▶ **Problem to solve**
Locate each line with the string "icon" in the listing below and copy it.
-*-*-
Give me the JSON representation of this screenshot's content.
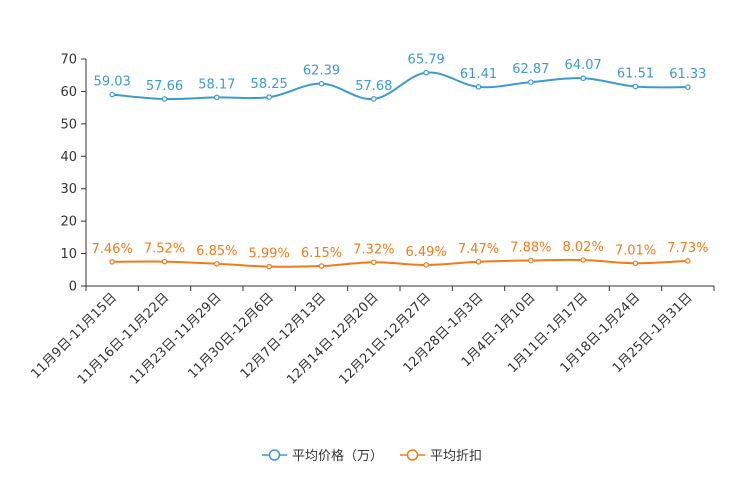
{
  "chart_data": {
    "type": "line",
    "title": "",
    "xlabel": "",
    "ylabel": "",
    "ylim": [
      0,
      70
    ],
    "yticks": [
      0,
      10,
      20,
      30,
      40,
      50,
      60,
      70
    ],
    "grid": false,
    "legend_position": "bottom",
    "categories": [
      "11月9日-11月15日",
      "11月16日-11月22日",
      "11月23日-11月29日",
      "11月30日-12月6日",
      "12月7日-12月13日",
      "12月14日-12月20日",
      "12月21日-12月27日",
      "12月28日-1月3日",
      "1月4日-1月10日",
      "1月11日-1月17日",
      "1月18日-1月24日",
      "1月25日-1月31日"
    ],
    "series": [
      {
        "name": "平均价格（万）",
        "color": "#3d9ad1",
        "values": [
          59.03,
          57.66,
          58.17,
          58.25,
          62.39,
          57.68,
          65.79,
          61.41,
          62.87,
          64.07,
          61.51,
          61.33
        ],
        "labels": [
          "59.03",
          "57.66",
          "58.17",
          "58.25",
          "62.39",
          "57.68",
          "65.79",
          "61.41",
          "62.87",
          "64.07",
          "61.51",
          "61.33"
        ]
      },
      {
        "name": "平均折扣",
        "color": "#f07b1a",
        "values": [
          7.46,
          7.52,
          6.85,
          5.99,
          6.15,
          7.32,
          6.49,
          7.47,
          7.88,
          8.02,
          7.01,
          7.73
        ],
        "labels": [
          "7.46%",
          "7.52%",
          "6.85%",
          "5.99%",
          "6.15%",
          "7.32%",
          "6.49%",
          "7.47%",
          "7.88%",
          "8.02%",
          "7.01%",
          "7.73%"
        ]
      }
    ]
  }
}
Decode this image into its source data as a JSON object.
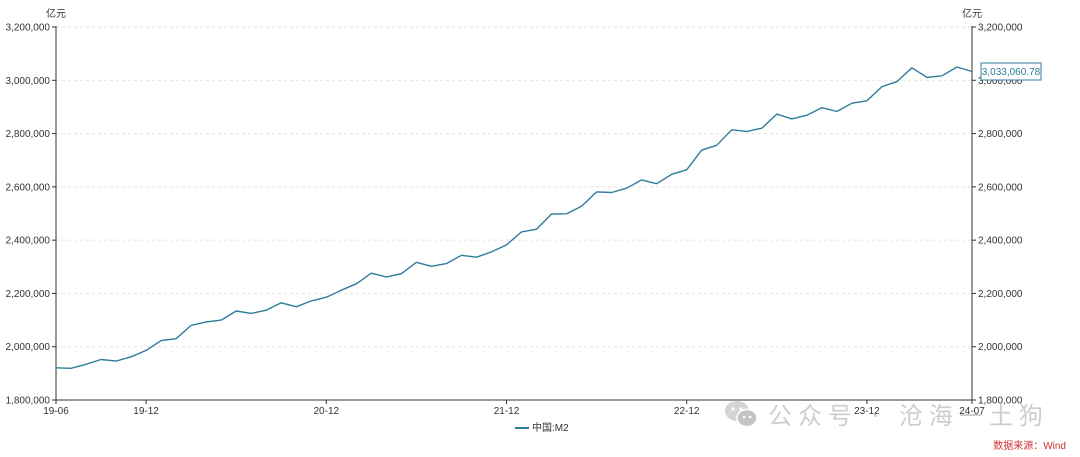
{
  "chart_data": {
    "type": "line",
    "unit_left": "亿元",
    "unit_right": "亿元",
    "ylim": [
      1800000,
      3200000
    ],
    "y_ticks": [
      "1,800,000",
      "2,000,000",
      "2,200,000",
      "2,400,000",
      "2,600,000",
      "2,800,000",
      "3,000,000",
      "3,200,000"
    ],
    "y_tick_values": [
      1800000,
      2000000,
      2200000,
      2400000,
      2600000,
      2800000,
      3000000,
      3200000
    ],
    "x_ticks": [
      "19-06",
      "19-12",
      "20-12",
      "21-12",
      "22-12",
      "23-12",
      "24-07"
    ],
    "x_tick_index": [
      0,
      6,
      18,
      30,
      42,
      54,
      61
    ],
    "grid": true,
    "legend_position": "bottom-center",
    "series": [
      {
        "name": "中国:M2",
        "color": "#2e7d9a",
        "x": [
          "19-06",
          "19-07",
          "19-08",
          "19-09",
          "19-10",
          "19-11",
          "19-12",
          "20-01",
          "20-02",
          "20-03",
          "20-04",
          "20-05",
          "20-06",
          "20-07",
          "20-08",
          "20-09",
          "20-10",
          "20-11",
          "20-12",
          "21-01",
          "21-02",
          "21-03",
          "21-04",
          "21-05",
          "21-06",
          "21-07",
          "21-08",
          "21-09",
          "21-10",
          "21-11",
          "21-12",
          "22-01",
          "22-02",
          "22-03",
          "22-04",
          "22-05",
          "22-06",
          "22-07",
          "22-08",
          "22-09",
          "22-10",
          "22-11",
          "22-12",
          "23-01",
          "23-02",
          "23-03",
          "23-04",
          "23-05",
          "23-06",
          "23-07",
          "23-08",
          "23-09",
          "23-10",
          "23-11",
          "23-12",
          "24-01",
          "24-02",
          "24-03",
          "24-04",
          "24-05",
          "24-06",
          "24-07"
        ],
        "values": [
          1921000,
          1919000,
          1934000,
          1952000,
          1946000,
          1962000,
          1986000,
          2023000,
          2030000,
          2080000,
          2093000,
          2100000,
          2134000,
          2125000,
          2137000,
          2165000,
          2150000,
          2172000,
          2186000,
          2212000,
          2236000,
          2276000,
          2262000,
          2274000,
          2317000,
          2302000,
          2312000,
          2343000,
          2336000,
          2356000,
          2382000,
          2431000,
          2441000,
          2498000,
          2499000,
          2527000,
          2581000,
          2579000,
          2595000,
          2626000,
          2612000,
          2647000,
          2664000,
          2738000,
          2756000,
          2814000,
          2808000,
          2820000,
          2873000,
          2855000,
          2869000,
          2897000,
          2883000,
          2914000,
          2923000,
          2976000,
          2995000,
          3047000,
          3011000,
          3017000,
          3050000,
          3033060.78
        ]
      }
    ],
    "tooltip": "3,033,060.78"
  },
  "watermark": "公众号 · 沧海一土狗",
  "source": "数据来源：Wind"
}
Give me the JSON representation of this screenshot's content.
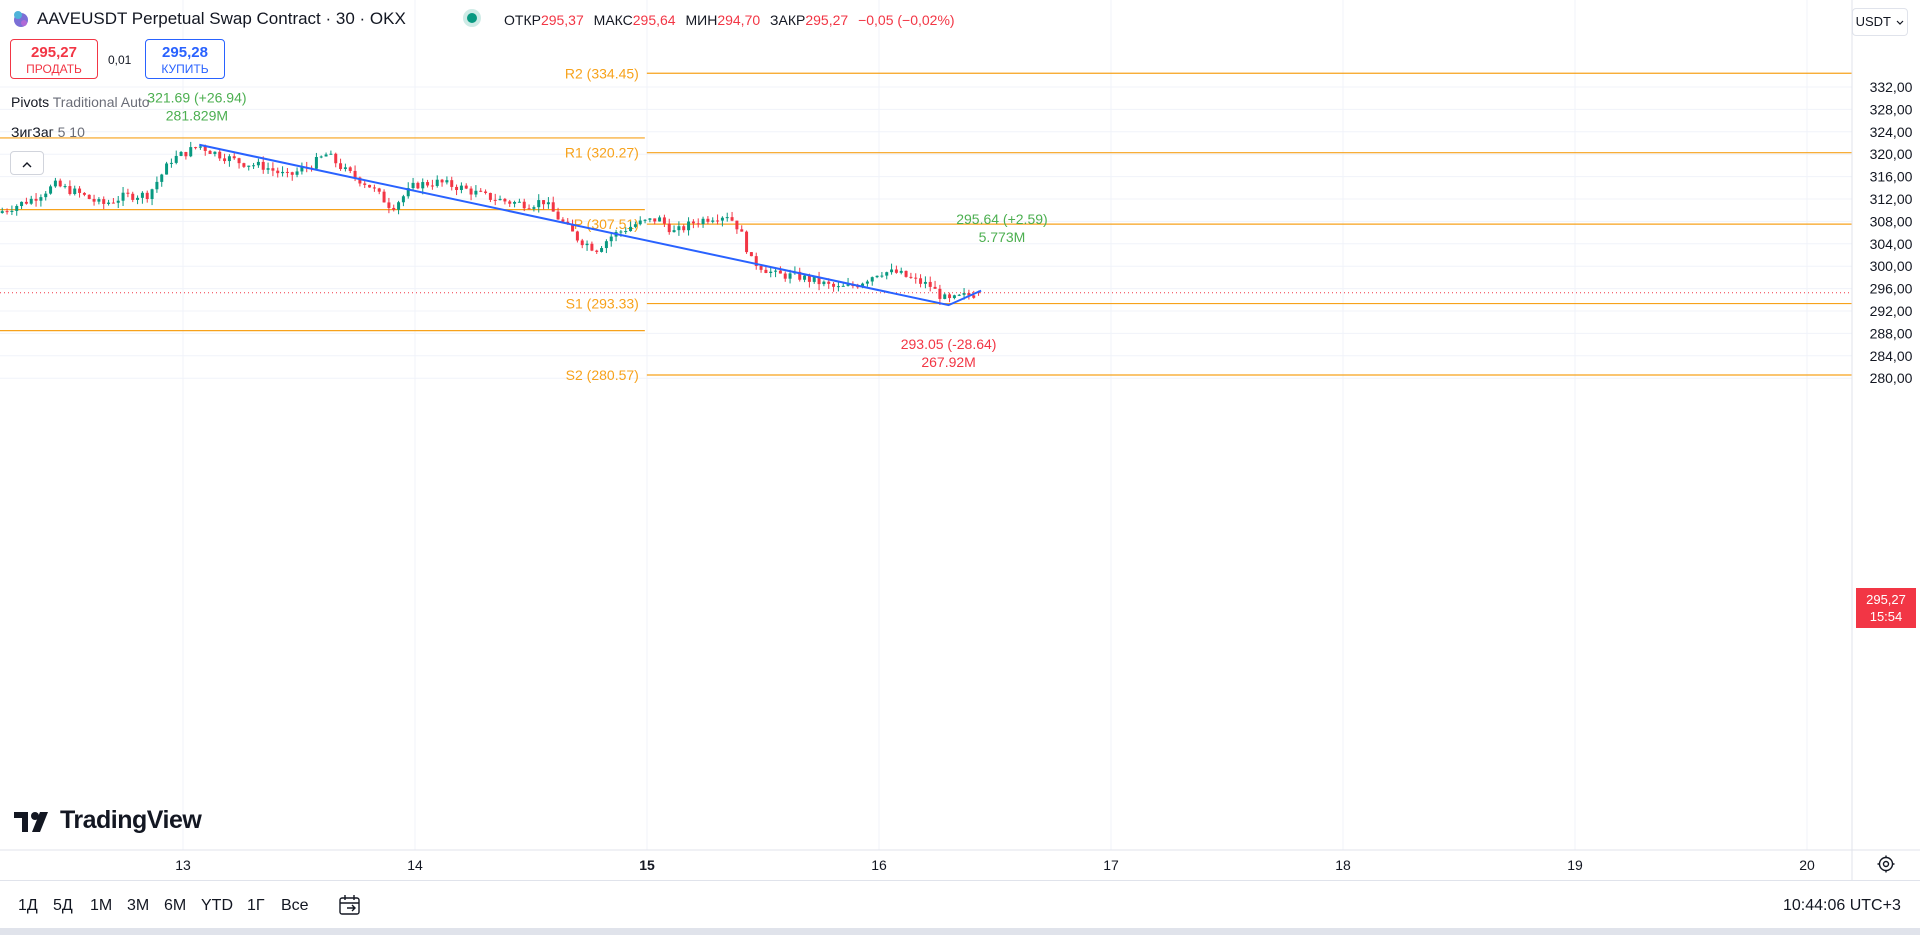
{
  "header": {
    "symbol_title": "AAVEUSDT Perpetual Swap Contract · 30 · OKX",
    "ohlc": {
      "open_label": "ОТКР",
      "open": "295,37",
      "high_label": "МАКС",
      "high": "295,64",
      "low_label": "МИН",
      "low": "294,70",
      "close_label": "ЗАКР",
      "close": "295,27",
      "change": "−0,05 (−0,02%)"
    },
    "currency": "USDT",
    "currency_icon": "chevron-down-icon"
  },
  "trade": {
    "sell_price": "295,27",
    "sell_label": "ПРОДАТЬ",
    "spread": "0,01",
    "buy_price": "295,28",
    "buy_label": "КУПИТЬ"
  },
  "indicators": [
    {
      "name": "Pivots",
      "params": "Traditional Auto"
    },
    {
      "name": "ЗигЗаг",
      "params": "5 10"
    }
  ],
  "colors": {
    "up": "#089981",
    "down": "#f23645",
    "pivot": "#f7a21b",
    "zigzag": "#2962ff",
    "label_up": "#4caf50",
    "grid": "#f0f3fa"
  },
  "chart_data": {
    "type": "candlestick",
    "ylim": [
      278,
      335
    ],
    "y_ticks": [
      "332,00",
      "328,00",
      "324,00",
      "320,00",
      "316,00",
      "312,00",
      "308,00",
      "304,00",
      "300,00",
      "296,00",
      "292,00",
      "288,00",
      "284,00",
      "280,00"
    ],
    "y_tick_values": [
      332,
      328,
      324,
      320,
      316,
      312,
      308,
      304,
      300,
      296,
      292,
      288,
      284,
      280
    ],
    "x_ticks": [
      {
        "label": "13",
        "day": 13,
        "bold": false
      },
      {
        "label": "14",
        "day": 14,
        "bold": false
      },
      {
        "label": "15",
        "day": 15,
        "bold": true
      },
      {
        "label": "16",
        "day": 16,
        "bold": false
      },
      {
        "label": "17",
        "day": 17,
        "bold": false
      },
      {
        "label": "18",
        "day": 18,
        "bold": false
      },
      {
        "label": "19",
        "day": 19,
        "bold": false
      },
      {
        "label": "20",
        "day": 20,
        "bold": false
      }
    ],
    "pivot_levels_prev": [
      {
        "label": "",
        "value": 322.9
      },
      {
        "label": "",
        "value": 310.1
      },
      {
        "label": "",
        "value": 288.5
      }
    ],
    "pivot_levels": [
      {
        "label": "R2 (334.45)",
        "value": 334.45
      },
      {
        "label": "R1 (320.27)",
        "value": 320.27
      },
      {
        "label": "P (307.51)",
        "value": 307.51
      },
      {
        "label": "S1 (293.33)",
        "value": 293.33
      },
      {
        "label": "S2 (280.57)",
        "value": 280.57
      }
    ],
    "pivot_start_day": 15.12,
    "zigzag": [
      {
        "day": 13.07,
        "price": 321.69
      },
      {
        "day": 16.3,
        "price": 293.05
      },
      {
        "day": 16.44,
        "price": 295.64
      }
    ],
    "zigzag_labels": [
      {
        "day": 13.06,
        "price_text": "321.69 (+26.94)",
        "volume_text": "281.829M",
        "color": "up",
        "anchor_price": 321.69,
        "pos": "above"
      },
      {
        "day": 16.3,
        "price_text": "293.05 (-28.64)",
        "volume_text": "267.92M",
        "color": "down",
        "anchor_price": 293.05,
        "pos": "below"
      },
      {
        "day": 16.53,
        "price_text": "295.64 (+2.59)",
        "volume_text": "5.773M",
        "color": "up",
        "anchor_price": 300.0,
        "pos": "above"
      }
    ],
    "last_price": 295.27,
    "last_price_label": "295,27",
    "countdown": "15:54",
    "candle_start_day": 12.2,
    "candle_end_day": 16.44,
    "candle_path": [
      [
        12.2,
        309.5
      ],
      [
        12.35,
        312
      ],
      [
        12.45,
        314.5
      ],
      [
        12.55,
        313
      ],
      [
        12.65,
        311
      ],
      [
        12.75,
        312.5
      ],
      [
        12.85,
        312.8
      ],
      [
        12.95,
        319
      ],
      [
        13.07,
        321.5
      ],
      [
        13.15,
        320
      ],
      [
        13.25,
        318.5
      ],
      [
        13.35,
        317.8
      ],
      [
        13.45,
        316
      ],
      [
        13.55,
        318
      ],
      [
        13.62,
        320
      ],
      [
        13.7,
        317
      ],
      [
        13.8,
        314.5
      ],
      [
        13.9,
        310.5
      ],
      [
        14.0,
        314.5
      ],
      [
        14.1,
        315
      ],
      [
        14.2,
        314
      ],
      [
        14.3,
        312.5
      ],
      [
        14.4,
        311.5
      ],
      [
        14.5,
        311
      ],
      [
        14.55,
        311.8
      ],
      [
        14.62,
        308.5
      ],
      [
        14.7,
        305
      ],
      [
        14.78,
        303
      ],
      [
        14.85,
        305.5
      ],
      [
        14.95,
        307.5
      ],
      [
        15.05,
        308.5
      ],
      [
        15.12,
        306
      ],
      [
        15.2,
        307.8
      ],
      [
        15.28,
        308.8
      ],
      [
        15.35,
        309.2
      ],
      [
        15.4,
        306.5
      ],
      [
        15.45,
        301
      ],
      [
        15.55,
        298.5
      ],
      [
        15.65,
        298.2
      ],
      [
        15.75,
        297
      ],
      [
        15.82,
        296
      ],
      [
        15.9,
        296.6
      ],
      [
        16.0,
        299
      ],
      [
        16.08,
        298.8
      ],
      [
        16.15,
        297.5
      ],
      [
        16.22,
        296.5
      ],
      [
        16.27,
        294.5
      ],
      [
        16.3,
        293.8
      ],
      [
        16.36,
        294.6
      ],
      [
        16.44,
        295.27
      ]
    ],
    "candle_last_open": 295.37,
    "candle_last_high": 295.64,
    "candle_last_low": 294.7
  },
  "bottom_bar": {
    "ranges": [
      "1Д",
      "5Д",
      "1М",
      "3М",
      "6М",
      "YTD",
      "1Г",
      "Все"
    ],
    "goto_icon": "calendar-goto-icon",
    "clock": "10:44:06 UTC+3"
  },
  "branding": {
    "logo_text": "TradingView",
    "logo_icon": "tradingview-logo-icon"
  },
  "settings_icon": "settings-icon"
}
-*-*-
▶ **Answer to this exercise**
    "currency_icon": "chevron-down-icon"
    "goto_icon": "calendar-goto-icon",
    "logo_icon": "tradingview-logo-icon"
  "settings_icon": "settings-icon"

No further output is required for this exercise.